• **THE REQUEST**
Express the lines of the data below as a JSON list of strings, one string per line and no blank lines. Begin with the line containing "cell-A2[interactable]: 电话:158****1314 —" and continue through the line containing "font-size-select[interactable]: 12▼ —", including both.

(Recorded data)

--- --- ---

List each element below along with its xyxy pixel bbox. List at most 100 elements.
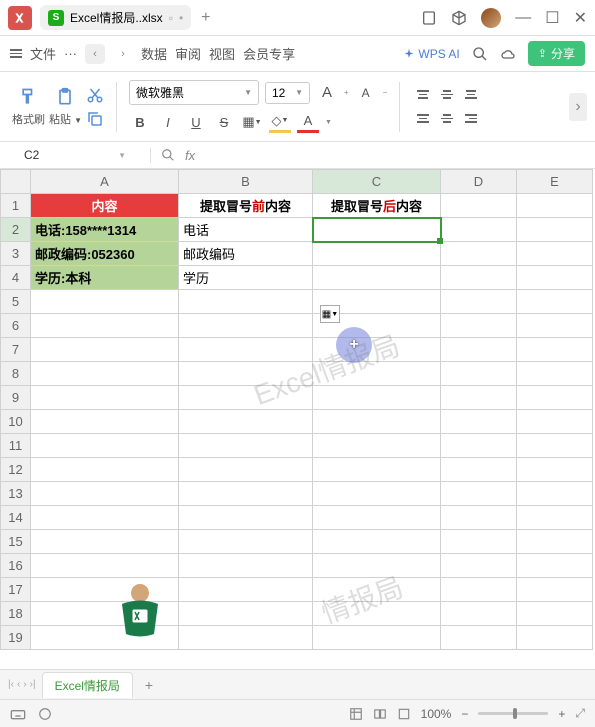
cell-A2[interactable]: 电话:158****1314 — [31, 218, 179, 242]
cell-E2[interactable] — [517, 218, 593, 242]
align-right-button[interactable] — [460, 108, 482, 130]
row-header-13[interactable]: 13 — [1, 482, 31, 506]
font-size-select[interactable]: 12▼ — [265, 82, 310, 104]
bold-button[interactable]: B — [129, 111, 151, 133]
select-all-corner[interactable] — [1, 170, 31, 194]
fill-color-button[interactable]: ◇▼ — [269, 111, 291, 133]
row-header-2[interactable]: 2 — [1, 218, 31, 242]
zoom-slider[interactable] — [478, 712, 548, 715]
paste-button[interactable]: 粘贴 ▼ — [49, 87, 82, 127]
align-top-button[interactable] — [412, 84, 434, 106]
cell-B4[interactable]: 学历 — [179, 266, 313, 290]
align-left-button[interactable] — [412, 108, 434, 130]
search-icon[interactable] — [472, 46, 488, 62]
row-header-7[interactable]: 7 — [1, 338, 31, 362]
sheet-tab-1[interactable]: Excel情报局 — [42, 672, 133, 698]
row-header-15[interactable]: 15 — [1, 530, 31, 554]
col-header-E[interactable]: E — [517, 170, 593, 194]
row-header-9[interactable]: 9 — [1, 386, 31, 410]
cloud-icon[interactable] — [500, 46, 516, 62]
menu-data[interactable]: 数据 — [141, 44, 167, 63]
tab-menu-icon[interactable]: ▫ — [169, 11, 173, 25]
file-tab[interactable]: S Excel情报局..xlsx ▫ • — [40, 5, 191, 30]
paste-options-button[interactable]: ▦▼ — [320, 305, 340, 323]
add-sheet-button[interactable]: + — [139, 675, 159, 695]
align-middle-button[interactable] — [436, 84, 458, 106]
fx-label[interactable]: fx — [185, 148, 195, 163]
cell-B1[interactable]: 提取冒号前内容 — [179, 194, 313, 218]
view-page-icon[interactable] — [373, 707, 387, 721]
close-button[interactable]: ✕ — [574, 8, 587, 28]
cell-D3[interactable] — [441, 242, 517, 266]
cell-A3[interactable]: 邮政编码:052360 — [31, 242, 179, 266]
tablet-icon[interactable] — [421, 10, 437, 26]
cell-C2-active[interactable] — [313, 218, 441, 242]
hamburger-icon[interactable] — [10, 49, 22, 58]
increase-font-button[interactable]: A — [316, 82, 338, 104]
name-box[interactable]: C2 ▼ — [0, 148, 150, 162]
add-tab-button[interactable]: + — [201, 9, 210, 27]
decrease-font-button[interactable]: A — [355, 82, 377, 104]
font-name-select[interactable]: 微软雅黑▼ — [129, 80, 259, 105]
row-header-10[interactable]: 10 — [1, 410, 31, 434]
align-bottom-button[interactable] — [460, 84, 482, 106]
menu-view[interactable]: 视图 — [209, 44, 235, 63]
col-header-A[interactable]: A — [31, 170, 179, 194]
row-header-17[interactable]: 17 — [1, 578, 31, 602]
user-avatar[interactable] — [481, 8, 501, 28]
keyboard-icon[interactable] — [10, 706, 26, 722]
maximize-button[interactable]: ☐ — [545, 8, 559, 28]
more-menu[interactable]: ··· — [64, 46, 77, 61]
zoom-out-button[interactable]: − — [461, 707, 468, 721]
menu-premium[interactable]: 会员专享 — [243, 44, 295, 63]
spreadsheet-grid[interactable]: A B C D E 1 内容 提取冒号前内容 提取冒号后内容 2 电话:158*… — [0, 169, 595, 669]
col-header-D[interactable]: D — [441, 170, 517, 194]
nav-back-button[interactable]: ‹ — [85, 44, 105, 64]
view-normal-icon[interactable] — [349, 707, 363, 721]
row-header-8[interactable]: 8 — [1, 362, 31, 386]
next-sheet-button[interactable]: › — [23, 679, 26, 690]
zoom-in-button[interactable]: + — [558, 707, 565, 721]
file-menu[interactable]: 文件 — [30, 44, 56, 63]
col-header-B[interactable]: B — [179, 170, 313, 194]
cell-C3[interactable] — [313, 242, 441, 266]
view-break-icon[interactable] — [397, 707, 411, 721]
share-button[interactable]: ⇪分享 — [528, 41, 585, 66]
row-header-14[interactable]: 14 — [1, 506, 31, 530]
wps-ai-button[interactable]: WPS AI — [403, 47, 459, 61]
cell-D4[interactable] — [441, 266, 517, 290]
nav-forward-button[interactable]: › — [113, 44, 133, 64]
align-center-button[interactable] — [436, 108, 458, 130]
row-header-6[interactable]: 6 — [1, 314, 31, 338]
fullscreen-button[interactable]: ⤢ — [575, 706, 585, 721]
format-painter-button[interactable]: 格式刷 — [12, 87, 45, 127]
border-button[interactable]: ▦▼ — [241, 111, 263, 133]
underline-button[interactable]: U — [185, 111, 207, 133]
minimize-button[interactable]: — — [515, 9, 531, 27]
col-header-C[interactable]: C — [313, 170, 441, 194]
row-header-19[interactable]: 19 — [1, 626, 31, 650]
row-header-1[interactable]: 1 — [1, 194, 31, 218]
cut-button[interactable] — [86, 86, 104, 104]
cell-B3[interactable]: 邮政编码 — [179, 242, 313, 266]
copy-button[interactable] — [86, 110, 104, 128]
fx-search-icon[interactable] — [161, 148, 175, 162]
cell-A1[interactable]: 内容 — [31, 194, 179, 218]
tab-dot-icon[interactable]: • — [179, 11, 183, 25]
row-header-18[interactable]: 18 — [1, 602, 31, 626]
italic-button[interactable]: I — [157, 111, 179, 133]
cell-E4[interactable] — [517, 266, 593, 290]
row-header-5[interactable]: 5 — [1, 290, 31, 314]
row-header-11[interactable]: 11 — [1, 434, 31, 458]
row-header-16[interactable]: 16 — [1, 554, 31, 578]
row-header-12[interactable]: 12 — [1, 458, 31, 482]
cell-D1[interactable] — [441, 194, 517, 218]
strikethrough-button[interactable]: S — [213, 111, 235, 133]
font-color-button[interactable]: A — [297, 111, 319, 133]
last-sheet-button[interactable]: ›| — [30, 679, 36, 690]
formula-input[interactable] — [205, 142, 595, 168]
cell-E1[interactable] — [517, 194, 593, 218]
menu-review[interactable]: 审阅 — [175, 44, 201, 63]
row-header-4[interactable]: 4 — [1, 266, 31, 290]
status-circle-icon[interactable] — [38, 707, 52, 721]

--- --- ---

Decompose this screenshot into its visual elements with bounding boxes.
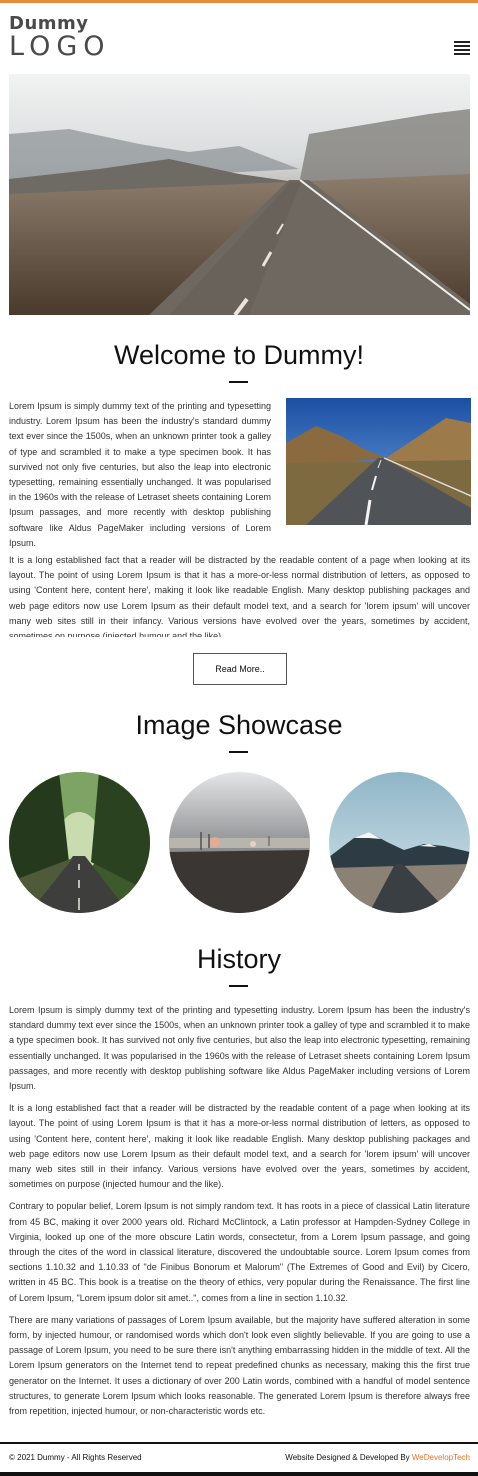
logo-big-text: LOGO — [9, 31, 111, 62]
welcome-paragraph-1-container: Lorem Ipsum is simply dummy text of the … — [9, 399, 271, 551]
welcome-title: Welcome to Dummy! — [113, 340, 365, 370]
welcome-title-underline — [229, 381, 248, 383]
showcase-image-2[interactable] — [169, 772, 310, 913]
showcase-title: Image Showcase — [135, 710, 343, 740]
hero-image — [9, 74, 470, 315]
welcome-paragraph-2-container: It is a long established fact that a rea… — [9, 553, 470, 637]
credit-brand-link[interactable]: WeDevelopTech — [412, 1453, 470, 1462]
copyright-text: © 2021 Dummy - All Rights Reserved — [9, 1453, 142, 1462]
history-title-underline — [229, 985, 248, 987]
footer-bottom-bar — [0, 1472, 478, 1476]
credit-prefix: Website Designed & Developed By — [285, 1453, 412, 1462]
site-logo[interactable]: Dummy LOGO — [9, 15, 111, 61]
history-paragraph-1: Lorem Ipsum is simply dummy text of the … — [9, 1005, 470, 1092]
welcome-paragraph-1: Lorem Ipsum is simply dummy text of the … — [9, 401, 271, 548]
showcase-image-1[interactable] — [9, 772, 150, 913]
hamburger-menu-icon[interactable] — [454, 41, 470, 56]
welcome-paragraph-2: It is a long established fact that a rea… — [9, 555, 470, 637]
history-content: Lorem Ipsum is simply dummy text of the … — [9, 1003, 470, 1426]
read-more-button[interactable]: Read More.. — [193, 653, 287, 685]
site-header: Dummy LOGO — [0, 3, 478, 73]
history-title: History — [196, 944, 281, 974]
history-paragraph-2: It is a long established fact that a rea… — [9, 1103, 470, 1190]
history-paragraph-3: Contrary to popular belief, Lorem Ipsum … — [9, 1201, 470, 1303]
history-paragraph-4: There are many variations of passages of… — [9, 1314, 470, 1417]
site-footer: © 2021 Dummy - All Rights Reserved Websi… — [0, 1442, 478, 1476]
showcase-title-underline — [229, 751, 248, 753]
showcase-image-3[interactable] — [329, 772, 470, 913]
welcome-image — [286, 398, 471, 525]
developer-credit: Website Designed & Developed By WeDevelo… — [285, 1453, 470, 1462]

--- --- ---

• **TASK ANSWER**
[
  "cell-A2[interactable]: 电话:158****1314 — [31, 218, 179, 242]",
  "cell-E2[interactable] — [517, 218, 593, 242]",
  "align-right-button[interactable] — [460, 108, 482, 130]",
  "row-header-13[interactable]: 13 — [1, 482, 31, 506]",
  "font-size-select[interactable]: 12▼ — [265, 82, 310, 104]"
]